Filter the data below for the string "Socket" and copy each matching line.

Collected data entries ::
[START]
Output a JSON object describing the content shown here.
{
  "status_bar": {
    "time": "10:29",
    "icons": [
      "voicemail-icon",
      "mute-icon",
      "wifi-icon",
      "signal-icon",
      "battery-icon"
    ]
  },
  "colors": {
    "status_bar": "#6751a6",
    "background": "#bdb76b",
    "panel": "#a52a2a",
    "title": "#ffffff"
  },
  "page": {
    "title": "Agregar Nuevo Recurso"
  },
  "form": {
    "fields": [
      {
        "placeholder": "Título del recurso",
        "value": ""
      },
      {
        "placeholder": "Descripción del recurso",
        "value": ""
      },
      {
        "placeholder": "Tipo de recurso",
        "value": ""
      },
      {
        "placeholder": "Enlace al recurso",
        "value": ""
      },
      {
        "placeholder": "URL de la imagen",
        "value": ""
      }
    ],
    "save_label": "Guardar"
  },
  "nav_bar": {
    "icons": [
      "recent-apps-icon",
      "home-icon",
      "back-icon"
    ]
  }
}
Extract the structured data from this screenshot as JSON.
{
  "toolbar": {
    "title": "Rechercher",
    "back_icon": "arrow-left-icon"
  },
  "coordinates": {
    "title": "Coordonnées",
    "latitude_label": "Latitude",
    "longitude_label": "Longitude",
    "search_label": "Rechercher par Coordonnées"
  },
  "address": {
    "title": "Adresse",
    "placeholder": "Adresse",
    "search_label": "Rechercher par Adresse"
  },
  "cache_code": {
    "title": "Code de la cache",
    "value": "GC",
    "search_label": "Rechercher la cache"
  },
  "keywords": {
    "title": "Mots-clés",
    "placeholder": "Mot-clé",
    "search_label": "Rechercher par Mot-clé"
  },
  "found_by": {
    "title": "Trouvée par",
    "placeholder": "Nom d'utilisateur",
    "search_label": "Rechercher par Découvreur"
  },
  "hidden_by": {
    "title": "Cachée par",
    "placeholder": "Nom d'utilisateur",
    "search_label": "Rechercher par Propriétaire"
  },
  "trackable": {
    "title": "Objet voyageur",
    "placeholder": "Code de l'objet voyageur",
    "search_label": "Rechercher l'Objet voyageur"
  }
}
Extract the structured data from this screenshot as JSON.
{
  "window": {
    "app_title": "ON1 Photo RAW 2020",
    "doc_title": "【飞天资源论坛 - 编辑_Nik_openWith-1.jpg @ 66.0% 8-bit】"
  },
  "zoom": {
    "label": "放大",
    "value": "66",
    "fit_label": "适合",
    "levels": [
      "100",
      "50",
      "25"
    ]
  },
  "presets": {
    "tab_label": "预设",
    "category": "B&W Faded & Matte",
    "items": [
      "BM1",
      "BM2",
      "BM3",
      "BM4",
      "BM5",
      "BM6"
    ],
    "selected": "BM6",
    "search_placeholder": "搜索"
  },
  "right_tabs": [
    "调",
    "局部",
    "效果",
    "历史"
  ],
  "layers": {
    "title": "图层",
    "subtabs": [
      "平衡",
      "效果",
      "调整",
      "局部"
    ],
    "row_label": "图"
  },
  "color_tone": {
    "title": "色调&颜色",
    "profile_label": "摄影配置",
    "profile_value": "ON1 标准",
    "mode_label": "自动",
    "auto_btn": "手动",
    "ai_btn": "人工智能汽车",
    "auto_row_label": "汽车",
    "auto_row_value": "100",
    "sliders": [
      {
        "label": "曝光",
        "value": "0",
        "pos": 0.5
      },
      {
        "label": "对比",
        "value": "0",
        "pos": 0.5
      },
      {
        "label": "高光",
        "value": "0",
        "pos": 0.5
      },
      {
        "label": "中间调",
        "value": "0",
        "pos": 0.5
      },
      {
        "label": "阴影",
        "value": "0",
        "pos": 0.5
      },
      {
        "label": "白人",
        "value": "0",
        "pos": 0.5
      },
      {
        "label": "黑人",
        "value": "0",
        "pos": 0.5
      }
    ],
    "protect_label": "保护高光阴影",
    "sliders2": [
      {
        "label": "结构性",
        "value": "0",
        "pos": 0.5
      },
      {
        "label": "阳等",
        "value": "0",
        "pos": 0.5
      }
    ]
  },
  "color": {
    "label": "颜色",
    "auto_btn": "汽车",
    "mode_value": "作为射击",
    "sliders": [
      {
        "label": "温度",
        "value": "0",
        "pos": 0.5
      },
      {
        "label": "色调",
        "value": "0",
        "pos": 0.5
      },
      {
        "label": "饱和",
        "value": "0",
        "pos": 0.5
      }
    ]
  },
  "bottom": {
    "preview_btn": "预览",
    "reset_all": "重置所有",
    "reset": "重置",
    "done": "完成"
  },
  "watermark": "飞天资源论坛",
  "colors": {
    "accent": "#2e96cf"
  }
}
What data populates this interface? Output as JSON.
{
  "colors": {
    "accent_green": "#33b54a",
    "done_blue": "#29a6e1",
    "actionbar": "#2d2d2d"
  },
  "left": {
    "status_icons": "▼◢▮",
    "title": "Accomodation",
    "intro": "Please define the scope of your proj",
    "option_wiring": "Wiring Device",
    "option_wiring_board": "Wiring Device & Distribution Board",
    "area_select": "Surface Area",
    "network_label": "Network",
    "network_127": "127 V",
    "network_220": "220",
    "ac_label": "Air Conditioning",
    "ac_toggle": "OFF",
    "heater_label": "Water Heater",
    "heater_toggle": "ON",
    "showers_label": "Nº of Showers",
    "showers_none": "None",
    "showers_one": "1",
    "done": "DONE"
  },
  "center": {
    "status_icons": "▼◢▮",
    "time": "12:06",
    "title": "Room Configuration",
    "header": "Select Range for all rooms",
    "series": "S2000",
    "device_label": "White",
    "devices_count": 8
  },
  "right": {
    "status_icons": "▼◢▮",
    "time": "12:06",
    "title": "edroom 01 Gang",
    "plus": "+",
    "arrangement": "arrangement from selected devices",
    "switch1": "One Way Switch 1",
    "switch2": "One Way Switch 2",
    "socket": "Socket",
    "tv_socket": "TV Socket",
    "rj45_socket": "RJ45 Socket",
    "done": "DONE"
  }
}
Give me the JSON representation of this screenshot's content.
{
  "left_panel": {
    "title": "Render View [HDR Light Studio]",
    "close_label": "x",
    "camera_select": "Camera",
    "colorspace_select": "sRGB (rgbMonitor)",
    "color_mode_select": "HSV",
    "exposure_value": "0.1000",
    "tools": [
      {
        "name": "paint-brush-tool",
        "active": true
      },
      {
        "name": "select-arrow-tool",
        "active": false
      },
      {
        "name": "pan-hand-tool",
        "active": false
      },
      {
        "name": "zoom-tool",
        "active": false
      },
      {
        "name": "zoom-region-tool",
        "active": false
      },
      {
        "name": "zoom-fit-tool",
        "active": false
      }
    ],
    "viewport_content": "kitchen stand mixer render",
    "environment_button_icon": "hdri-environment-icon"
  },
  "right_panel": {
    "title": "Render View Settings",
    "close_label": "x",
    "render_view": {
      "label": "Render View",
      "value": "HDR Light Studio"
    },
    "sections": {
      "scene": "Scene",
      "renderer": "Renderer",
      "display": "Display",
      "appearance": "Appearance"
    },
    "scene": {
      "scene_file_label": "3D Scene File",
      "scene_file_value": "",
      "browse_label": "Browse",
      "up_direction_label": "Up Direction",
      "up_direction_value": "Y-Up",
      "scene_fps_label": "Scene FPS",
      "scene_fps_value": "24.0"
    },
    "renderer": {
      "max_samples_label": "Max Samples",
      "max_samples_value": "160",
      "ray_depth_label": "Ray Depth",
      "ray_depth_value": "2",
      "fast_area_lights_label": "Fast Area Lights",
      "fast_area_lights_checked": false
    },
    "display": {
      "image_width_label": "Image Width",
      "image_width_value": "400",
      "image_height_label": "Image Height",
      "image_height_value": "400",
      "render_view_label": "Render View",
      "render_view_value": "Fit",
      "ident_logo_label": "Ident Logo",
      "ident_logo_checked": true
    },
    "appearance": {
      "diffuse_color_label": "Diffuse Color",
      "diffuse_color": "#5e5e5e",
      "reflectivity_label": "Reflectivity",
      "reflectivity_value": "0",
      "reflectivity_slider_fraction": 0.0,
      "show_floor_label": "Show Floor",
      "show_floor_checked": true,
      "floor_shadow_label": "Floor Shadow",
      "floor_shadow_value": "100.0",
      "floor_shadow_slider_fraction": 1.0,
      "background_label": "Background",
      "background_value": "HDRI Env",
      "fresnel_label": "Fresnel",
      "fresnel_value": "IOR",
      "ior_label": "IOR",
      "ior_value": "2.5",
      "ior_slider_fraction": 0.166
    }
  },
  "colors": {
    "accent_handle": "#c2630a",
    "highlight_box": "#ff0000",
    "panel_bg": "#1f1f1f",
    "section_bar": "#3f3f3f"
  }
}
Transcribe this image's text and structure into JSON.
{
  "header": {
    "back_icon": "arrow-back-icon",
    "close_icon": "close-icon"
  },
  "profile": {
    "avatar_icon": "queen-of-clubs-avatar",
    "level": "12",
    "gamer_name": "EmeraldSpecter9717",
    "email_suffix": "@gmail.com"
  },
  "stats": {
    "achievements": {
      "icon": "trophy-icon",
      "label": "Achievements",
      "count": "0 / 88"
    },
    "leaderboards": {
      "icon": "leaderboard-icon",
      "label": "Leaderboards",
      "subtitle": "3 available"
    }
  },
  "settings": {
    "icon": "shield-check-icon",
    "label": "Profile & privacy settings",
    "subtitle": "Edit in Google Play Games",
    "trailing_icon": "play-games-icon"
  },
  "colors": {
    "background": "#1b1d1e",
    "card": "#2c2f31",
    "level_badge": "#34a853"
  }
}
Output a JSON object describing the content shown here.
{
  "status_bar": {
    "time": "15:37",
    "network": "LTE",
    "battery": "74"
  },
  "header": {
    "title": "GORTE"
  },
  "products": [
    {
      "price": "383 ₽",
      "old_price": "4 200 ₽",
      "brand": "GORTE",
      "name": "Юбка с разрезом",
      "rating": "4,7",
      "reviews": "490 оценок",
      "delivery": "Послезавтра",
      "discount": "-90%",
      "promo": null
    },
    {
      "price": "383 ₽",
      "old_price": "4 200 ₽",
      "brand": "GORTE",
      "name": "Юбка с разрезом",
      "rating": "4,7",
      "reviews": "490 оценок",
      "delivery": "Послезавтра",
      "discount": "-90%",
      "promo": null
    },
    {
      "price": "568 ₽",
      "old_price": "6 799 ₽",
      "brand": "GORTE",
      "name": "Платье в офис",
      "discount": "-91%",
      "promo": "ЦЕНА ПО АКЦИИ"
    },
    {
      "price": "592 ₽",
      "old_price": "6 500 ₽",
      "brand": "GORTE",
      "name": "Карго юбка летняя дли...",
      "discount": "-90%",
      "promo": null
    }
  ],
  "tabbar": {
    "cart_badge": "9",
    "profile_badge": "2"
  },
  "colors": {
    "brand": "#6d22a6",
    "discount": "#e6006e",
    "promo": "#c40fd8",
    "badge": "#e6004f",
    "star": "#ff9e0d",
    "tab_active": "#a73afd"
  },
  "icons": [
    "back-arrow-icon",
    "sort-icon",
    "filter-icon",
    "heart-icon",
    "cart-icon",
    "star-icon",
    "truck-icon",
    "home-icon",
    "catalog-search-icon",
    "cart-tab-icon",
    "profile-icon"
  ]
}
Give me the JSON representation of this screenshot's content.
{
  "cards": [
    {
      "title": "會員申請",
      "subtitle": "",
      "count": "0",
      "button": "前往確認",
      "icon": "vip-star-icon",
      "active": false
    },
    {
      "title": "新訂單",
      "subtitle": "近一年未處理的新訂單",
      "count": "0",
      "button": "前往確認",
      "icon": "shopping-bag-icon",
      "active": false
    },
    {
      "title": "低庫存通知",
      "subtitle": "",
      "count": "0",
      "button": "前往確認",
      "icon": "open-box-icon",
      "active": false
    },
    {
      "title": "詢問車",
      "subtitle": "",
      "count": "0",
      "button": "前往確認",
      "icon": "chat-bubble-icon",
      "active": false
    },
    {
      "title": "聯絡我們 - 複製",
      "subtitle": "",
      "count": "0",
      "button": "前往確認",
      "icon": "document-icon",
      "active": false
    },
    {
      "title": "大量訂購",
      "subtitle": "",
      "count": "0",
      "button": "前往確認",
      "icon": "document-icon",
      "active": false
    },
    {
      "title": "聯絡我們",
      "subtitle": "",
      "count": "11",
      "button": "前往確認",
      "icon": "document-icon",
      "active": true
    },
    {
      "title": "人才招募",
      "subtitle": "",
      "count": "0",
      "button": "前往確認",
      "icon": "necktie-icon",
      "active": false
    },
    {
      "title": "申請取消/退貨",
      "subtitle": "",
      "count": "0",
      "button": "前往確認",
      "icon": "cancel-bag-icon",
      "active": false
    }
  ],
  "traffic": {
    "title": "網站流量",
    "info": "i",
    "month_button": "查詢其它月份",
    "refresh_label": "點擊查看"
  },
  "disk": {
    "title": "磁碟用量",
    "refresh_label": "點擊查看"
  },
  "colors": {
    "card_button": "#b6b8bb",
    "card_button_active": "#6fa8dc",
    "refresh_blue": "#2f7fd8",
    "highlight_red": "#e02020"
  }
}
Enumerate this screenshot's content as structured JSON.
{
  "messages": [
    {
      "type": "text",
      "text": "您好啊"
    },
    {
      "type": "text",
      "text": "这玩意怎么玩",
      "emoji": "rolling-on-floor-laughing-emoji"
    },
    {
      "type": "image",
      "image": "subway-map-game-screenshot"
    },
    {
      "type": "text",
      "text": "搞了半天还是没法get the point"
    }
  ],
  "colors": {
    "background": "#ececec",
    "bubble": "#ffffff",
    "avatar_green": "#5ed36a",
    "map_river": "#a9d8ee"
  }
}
[END]
Result for this exercise ::
    "socket": "Socket",
    "tv_socket": "TV Socket",
    "rj45_socket": "RJ45 Socket",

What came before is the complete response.